──────── DATA TO USE

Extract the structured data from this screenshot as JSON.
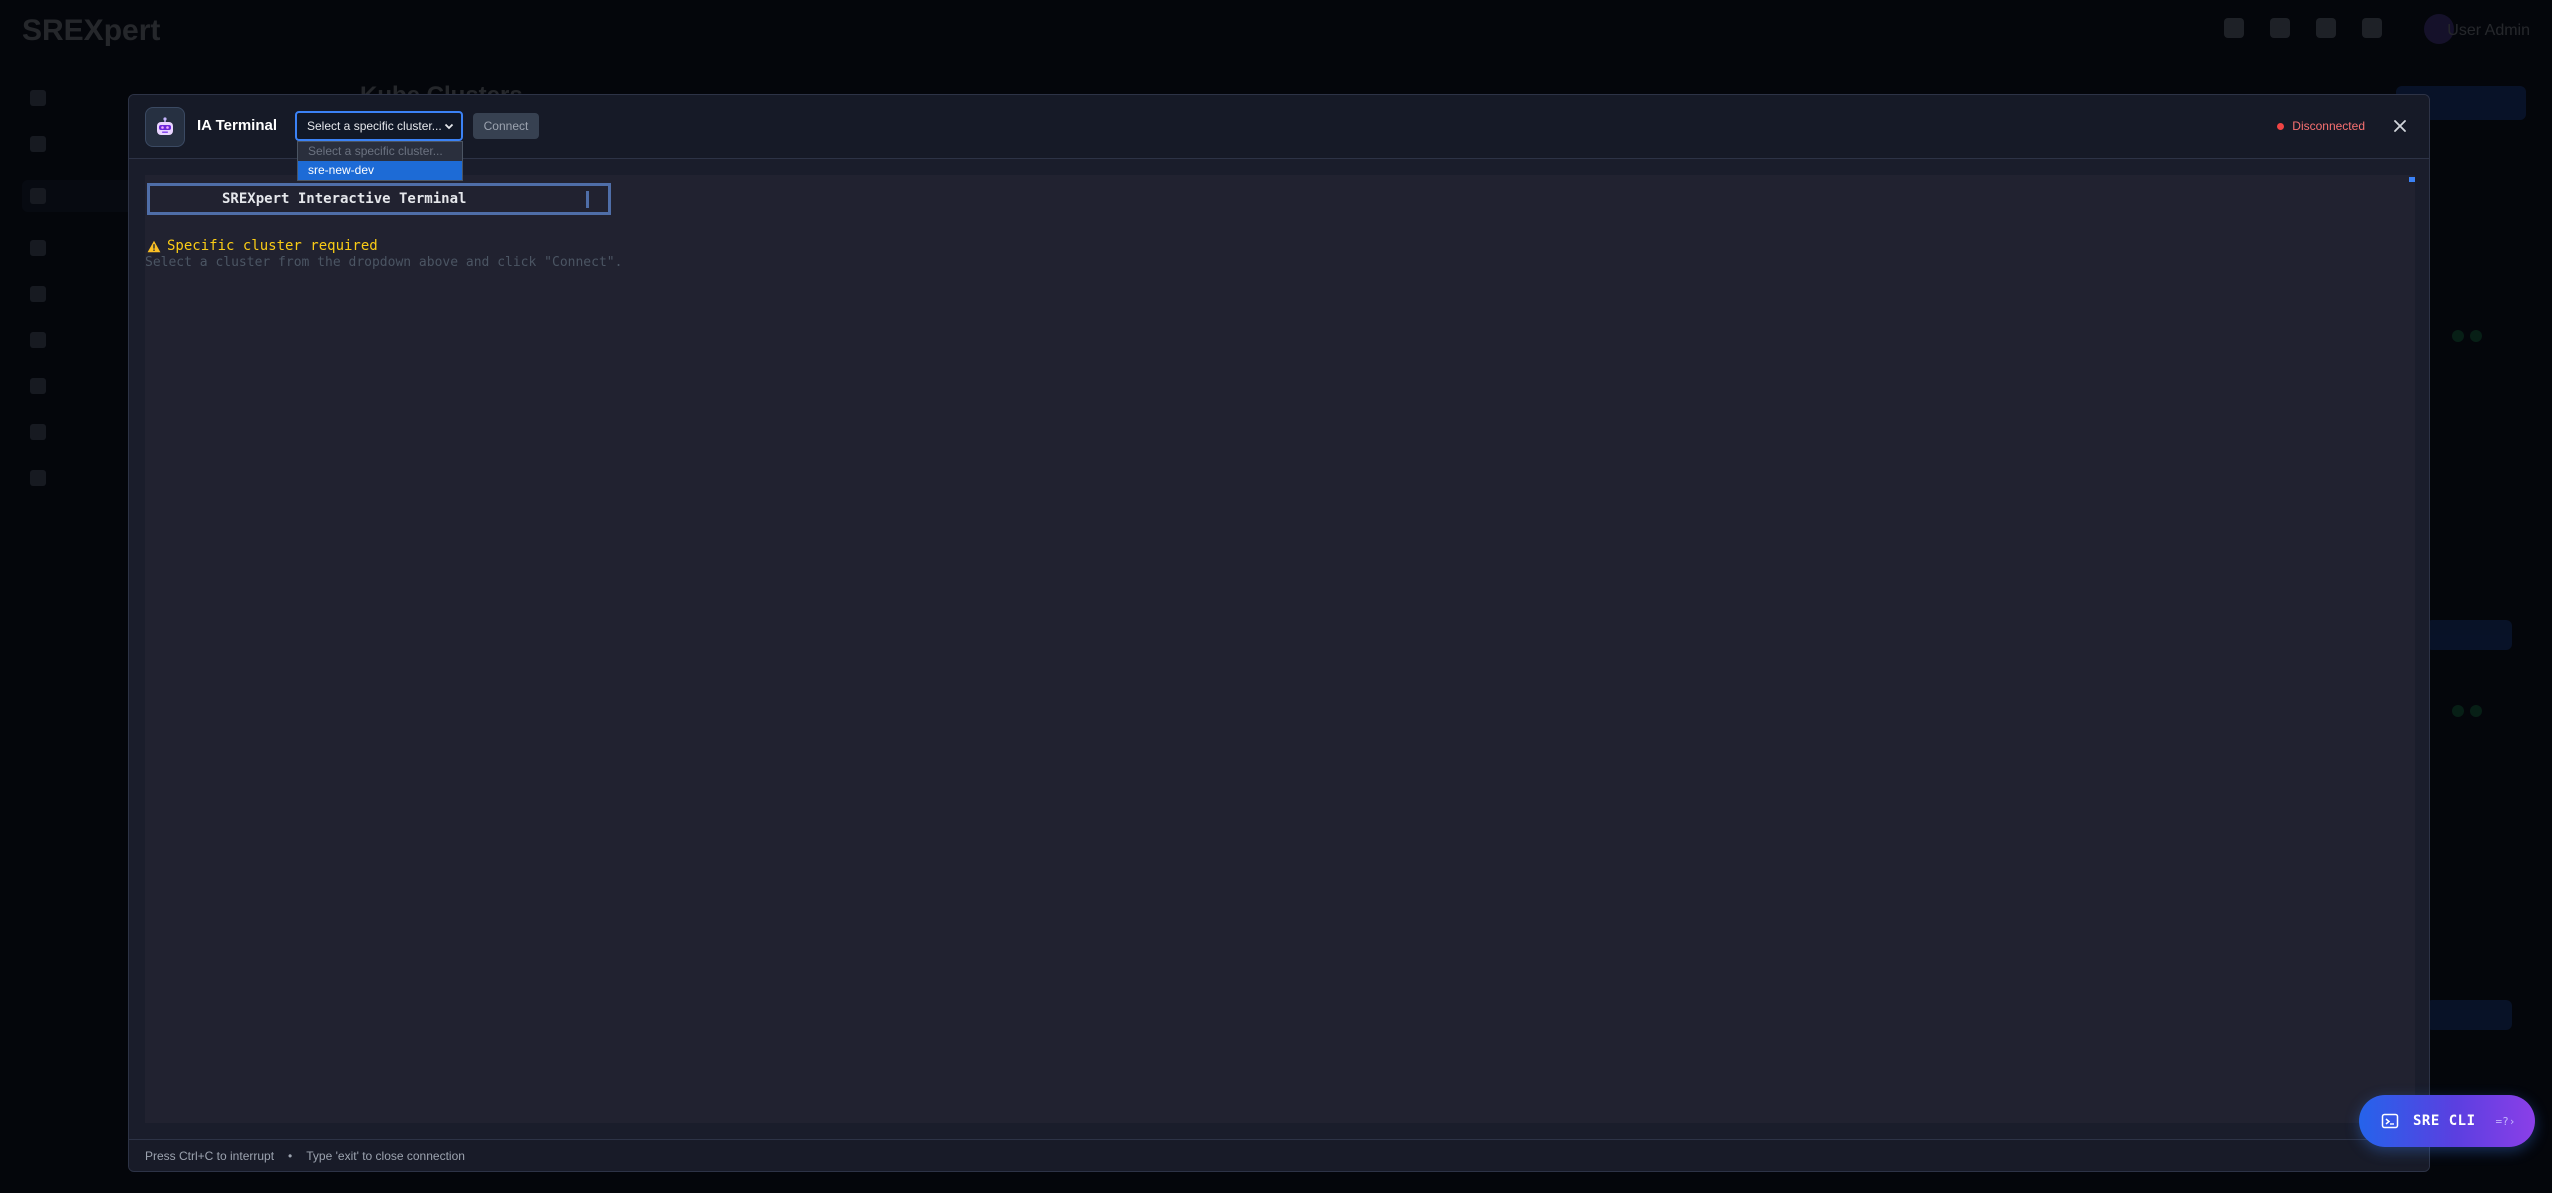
{
  "background": {
    "logo": "SREXpert",
    "user_name": "User Admin",
    "page_title": "Kube Clusters"
  },
  "terminal_modal": {
    "title": "IA Terminal",
    "cluster_select": {
      "value": "Select a specific cluster...",
      "options": [
        {
          "label": "Select a specific cluster...",
          "placeholder": true
        },
        {
          "label": "sre-new-dev",
          "highlighted": true
        }
      ]
    },
    "connect_label": "Connect",
    "status_label": "Disconnected",
    "terminal": {
      "banner": "SREXpert Interactive Terminal",
      "warning": "Specific cluster required",
      "hint": "Select a cluster from the dropdown above and click \"Connect\"."
    },
    "footer": {
      "interrupt_hint": "Press Ctrl+C to interrupt",
      "separator": "•",
      "exit_hint": "Type 'exit' to close connection"
    }
  },
  "sre_cli_button": {
    "label": "SRE CLI",
    "arrow": "=?›"
  },
  "colors": {
    "accent": "#3b82f6",
    "status_error": "#ef4444",
    "warning": "#facc15",
    "terminal_bg": "#212230"
  }
}
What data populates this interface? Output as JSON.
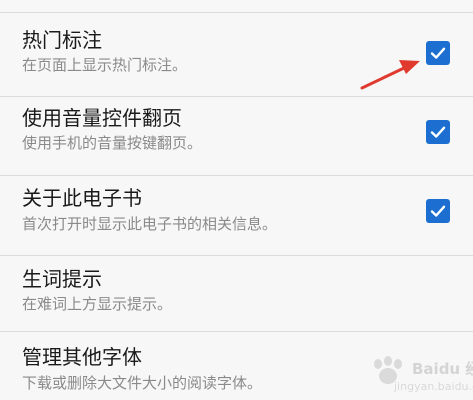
{
  "settings": {
    "items": [
      {
        "title": "热门标注",
        "subtitle": "在页面上显示热门标注。",
        "checked": true
      },
      {
        "title": "使用音量控件翻页",
        "subtitle": "使用手机的音量按键翻页。",
        "checked": true
      },
      {
        "title": "关于此电子书",
        "subtitle": "首次打开时显示此电子书的相关信息。",
        "checked": true
      },
      {
        "title": "生词提示",
        "subtitle": "在难词上方显示提示。",
        "checked": null
      },
      {
        "title": "管理其他字体",
        "subtitle": "下载或删除大文件大小的阅读字体。",
        "checked": null
      }
    ]
  },
  "annotation": {
    "arrow_color": "#e03a2f"
  },
  "watermark": {
    "brand": "Baidu 经验",
    "url": "jingyan.baidu.com"
  },
  "colors": {
    "accent": "#1c6fd0",
    "background": "#f7f7f7",
    "title": "#1a1a1a",
    "subtitle": "#8a8a8a"
  }
}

────────────────

> GOAL:
Keep only those lines of the records that hold "JSON", and return them.

> IN RESPONSE:
Extract the structured data from this screenshot as JSON.
What data populates this interface? Output as JSON.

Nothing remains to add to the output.